- **OBJECTIVE**: Reproduce all lines of the listing below in which the word "this" occurs.

- **Items from a dataset**:
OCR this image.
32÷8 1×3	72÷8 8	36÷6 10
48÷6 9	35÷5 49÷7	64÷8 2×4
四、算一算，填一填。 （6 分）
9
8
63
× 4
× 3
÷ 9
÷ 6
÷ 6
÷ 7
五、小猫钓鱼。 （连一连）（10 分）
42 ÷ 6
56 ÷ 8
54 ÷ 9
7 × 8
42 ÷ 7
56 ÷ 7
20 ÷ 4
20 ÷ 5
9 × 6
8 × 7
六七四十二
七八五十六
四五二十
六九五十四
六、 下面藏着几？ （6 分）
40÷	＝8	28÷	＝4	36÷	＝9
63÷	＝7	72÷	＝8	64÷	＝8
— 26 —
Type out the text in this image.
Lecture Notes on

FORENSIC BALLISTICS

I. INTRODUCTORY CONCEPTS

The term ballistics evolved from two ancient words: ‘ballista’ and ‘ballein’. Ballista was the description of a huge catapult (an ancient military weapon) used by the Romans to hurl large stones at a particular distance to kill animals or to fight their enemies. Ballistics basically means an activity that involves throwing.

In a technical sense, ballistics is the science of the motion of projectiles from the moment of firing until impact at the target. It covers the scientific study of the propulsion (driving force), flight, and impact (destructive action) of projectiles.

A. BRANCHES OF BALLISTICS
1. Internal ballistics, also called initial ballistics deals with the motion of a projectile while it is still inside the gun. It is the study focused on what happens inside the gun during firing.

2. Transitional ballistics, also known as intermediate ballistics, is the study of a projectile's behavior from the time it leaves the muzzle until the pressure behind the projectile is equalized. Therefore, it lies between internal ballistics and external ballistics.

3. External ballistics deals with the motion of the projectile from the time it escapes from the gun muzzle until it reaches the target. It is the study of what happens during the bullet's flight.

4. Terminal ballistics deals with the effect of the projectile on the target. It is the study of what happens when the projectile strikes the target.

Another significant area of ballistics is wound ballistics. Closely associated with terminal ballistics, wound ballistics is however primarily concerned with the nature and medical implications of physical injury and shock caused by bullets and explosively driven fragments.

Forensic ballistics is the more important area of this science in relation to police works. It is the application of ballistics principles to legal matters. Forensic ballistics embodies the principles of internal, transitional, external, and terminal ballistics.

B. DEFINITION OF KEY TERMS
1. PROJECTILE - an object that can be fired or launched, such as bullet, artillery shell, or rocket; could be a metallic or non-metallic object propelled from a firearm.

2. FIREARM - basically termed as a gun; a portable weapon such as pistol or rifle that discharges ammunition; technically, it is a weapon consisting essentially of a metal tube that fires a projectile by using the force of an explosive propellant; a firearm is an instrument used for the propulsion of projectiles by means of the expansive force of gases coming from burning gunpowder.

- **RESPONSE**:
OCR this image.
Type out the text in this image.
Forensic ballistics is the more important area of this science in relation to police works. It is the application of ballistics principles to legal matters. Forensic ballistics embodies the principles of internal, transitional, external, and terminal ballistics.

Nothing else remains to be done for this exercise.